(Chart and figure data)
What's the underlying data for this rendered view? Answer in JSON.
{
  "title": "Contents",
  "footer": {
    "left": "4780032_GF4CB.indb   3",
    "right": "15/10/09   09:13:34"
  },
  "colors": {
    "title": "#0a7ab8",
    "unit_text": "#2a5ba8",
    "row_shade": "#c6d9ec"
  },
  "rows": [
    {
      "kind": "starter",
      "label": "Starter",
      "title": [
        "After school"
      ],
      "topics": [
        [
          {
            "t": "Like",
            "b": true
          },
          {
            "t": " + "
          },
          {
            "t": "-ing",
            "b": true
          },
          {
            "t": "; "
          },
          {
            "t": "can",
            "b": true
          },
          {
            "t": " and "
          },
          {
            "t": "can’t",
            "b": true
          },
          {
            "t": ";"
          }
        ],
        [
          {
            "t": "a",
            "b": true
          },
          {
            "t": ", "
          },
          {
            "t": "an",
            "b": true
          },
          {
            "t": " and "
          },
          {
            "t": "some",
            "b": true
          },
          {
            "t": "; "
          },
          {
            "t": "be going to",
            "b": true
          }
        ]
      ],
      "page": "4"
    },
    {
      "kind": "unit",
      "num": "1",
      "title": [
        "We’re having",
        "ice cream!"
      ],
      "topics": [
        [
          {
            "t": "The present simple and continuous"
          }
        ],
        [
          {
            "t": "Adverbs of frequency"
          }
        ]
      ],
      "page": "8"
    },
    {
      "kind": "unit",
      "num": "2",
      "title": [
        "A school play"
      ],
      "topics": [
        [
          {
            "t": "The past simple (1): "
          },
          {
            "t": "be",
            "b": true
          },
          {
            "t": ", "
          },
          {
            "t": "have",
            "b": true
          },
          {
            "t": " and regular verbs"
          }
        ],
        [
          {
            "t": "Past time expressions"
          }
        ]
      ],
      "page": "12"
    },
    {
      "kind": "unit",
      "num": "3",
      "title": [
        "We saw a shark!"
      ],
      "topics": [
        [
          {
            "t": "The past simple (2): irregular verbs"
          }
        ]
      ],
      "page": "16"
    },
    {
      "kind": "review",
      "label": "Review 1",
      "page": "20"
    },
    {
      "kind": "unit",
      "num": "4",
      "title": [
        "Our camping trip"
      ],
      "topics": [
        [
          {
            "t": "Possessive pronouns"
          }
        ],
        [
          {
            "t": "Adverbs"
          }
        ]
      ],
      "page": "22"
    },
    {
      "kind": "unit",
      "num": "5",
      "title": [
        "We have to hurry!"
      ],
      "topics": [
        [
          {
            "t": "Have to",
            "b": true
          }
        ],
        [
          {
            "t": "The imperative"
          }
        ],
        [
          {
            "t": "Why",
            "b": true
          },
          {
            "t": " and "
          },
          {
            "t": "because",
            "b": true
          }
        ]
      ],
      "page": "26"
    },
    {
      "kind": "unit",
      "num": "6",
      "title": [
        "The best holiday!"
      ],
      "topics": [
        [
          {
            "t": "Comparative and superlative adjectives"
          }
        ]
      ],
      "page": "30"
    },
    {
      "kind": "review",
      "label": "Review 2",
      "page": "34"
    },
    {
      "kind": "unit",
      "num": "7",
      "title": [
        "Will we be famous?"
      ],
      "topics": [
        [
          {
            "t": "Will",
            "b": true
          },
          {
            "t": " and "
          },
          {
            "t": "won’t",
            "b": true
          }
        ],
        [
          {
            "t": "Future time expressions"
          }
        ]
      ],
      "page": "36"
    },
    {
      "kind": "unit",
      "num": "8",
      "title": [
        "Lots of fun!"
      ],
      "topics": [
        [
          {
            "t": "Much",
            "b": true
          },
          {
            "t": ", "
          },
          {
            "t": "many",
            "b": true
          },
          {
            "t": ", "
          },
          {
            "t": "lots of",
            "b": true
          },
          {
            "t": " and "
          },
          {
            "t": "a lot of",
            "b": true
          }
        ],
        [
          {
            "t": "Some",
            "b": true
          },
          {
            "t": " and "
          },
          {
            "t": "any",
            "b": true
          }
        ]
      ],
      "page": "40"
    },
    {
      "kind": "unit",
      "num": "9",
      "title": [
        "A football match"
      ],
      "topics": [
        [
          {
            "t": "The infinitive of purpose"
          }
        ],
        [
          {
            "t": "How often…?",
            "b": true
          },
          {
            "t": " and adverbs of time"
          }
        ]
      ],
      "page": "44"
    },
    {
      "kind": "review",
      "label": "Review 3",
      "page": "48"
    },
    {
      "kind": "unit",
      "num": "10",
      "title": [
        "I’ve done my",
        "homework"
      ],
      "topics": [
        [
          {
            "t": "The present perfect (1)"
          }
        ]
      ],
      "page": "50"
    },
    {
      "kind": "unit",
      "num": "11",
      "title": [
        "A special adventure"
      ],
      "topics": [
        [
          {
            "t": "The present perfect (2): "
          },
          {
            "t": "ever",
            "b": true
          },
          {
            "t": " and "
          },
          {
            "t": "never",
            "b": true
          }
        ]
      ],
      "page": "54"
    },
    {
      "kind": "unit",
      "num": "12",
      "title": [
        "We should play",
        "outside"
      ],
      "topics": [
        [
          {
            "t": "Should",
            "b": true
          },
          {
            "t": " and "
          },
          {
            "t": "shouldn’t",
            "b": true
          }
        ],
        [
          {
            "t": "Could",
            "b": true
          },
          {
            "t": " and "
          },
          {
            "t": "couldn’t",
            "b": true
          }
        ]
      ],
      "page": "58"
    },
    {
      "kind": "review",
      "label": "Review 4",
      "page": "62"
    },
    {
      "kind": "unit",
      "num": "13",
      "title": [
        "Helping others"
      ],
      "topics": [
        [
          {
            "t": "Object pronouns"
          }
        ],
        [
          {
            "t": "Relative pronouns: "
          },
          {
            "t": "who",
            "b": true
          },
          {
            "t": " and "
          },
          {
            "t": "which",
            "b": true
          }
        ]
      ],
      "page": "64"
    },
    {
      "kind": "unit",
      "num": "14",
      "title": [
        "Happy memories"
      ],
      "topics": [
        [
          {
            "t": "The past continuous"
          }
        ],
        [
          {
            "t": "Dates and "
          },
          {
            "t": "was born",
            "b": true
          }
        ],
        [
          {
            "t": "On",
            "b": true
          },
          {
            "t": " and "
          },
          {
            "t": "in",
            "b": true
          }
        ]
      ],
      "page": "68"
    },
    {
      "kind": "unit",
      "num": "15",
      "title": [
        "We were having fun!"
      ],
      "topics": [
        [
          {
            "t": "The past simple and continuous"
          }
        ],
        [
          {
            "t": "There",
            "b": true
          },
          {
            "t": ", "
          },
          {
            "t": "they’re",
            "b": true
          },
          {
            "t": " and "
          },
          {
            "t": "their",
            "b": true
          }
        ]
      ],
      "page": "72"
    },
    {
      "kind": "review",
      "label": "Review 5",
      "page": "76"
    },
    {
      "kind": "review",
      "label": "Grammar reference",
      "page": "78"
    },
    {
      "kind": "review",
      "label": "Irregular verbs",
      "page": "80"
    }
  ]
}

** Work to do **
Every line of the records that includes the word "continuous" should be gathered.

** Written response **
            "t": "The present simple and continuous"
            "t": "The past continuous"
            "t": "The past simple and continuous"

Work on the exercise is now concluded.